THE TASK
Restate all of the data exactly.

DATA LISTING

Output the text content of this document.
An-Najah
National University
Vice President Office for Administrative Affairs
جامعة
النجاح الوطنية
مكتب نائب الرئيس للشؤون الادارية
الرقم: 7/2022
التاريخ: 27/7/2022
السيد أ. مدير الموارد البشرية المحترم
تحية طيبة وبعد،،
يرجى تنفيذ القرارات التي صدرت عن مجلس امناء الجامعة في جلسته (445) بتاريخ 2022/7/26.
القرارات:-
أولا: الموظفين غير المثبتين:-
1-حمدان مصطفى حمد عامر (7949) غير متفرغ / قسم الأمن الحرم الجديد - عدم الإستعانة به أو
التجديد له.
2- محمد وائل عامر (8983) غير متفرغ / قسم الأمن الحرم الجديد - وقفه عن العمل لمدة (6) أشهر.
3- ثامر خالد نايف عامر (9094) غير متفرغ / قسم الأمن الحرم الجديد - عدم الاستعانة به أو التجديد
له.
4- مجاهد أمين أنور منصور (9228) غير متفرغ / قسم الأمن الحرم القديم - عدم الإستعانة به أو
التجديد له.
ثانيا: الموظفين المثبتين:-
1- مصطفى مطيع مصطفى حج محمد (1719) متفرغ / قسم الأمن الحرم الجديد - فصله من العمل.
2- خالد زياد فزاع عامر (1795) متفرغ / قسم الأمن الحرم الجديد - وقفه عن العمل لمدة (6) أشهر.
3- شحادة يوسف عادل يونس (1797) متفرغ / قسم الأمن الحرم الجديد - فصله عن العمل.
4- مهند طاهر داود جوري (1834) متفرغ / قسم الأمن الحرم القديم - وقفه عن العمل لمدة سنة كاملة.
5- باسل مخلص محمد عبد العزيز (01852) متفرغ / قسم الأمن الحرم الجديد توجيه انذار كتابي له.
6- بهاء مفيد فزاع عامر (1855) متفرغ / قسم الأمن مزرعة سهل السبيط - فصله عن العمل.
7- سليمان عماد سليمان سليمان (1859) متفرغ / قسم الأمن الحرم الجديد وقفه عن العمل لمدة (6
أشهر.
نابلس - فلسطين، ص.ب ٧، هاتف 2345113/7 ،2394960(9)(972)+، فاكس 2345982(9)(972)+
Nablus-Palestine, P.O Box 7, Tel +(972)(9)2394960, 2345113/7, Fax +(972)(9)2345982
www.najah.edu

EXERCISE ANSWER
Output the text content of this document.
An-Najah
National University
Vice President Office for Administrative Affairs
جامعة
النجاح الوطنية
مكتب نائب الرئيس للشؤون الادارية
الرقم: 7/2022
التاريخ: 27/7/2022
السيد أ. مدير الموارد البشرية المحترم
تحية طيبة وبعد،،
يرجى تنفيذ القرارات التي صدرت عن مجلس امناء الجامعة في جلسته (445) بتاريخ 2022/7/26.
القرارات:-
أولا: الموظفين غير المثبتين:-
1-حمدان مصطفى حمد عامر (7949) غير متفرغ / قسم الأمن الحرم الجديد - عدم الإستعانة به أو
التجديد له.
2- محمد وائل عامر (8983) غير متفرغ / قسم الأمن الحرم الجديد - وقفه عن العمل لمدة (6) أشهر.
3- ثامر خالد نايف عامر (9094) غير متفرغ / قسم الأمن الحرم الجديد - عدم الاستعانة به أو التجديد
له.
4- مجاهد أمين أنور منصور (9228) غير متفرغ / قسم الأمن الحرم القديم - عدم الإستعانة به أو
التجديد له.
ثانيا: الموظفين المثبتين:-
1- مصطفى مطيع مصطفى حج محمد (1719) متفرغ / قسم الأمن الحرم الجديد - فصله من العمل.
2- خالد زياد فزاع عامر (1795) متفرغ / قسم الأمن الحرم الجديد - وقفه عن العمل لمدة (6) أشهر.
3- شحادة يوسف عادل يونس (1797) متفرغ / قسم الأمن الحرم الجديد - فصله عن العمل.
4- مهند طاهر داود جوري (1834) متفرغ / قسم الأمن الحرم القديم - وقفه عن العمل لمدة سنة كاملة.
5- باسل مخلص محمد عبد العزيز (01852) متفرغ / قسم الأمن الحرم الجديد توجيه انذار كتابي له.
6- بهاء مفيد فزاع عامر (1855) متفرغ / قسم الأمن مزرعة سهل السبيط - فصله عن العمل.
7- سليمان عماد سليمان سليمان (1859) متفرغ / قسم الأمن الحرم الجديد وقفه عن العمل لمدة (6
أشهر.
نابلس - فلسطين، ص.ب ٧، هاتف 2345113/7 ،2394960(9)(972)+، فاكس 2345982(9)(972)+
Nablus-Palestine, P.O Box 7, Tel +(972)(9)2394960, 2345113/7, Fax +(972)(9)2345982
www.najah.edu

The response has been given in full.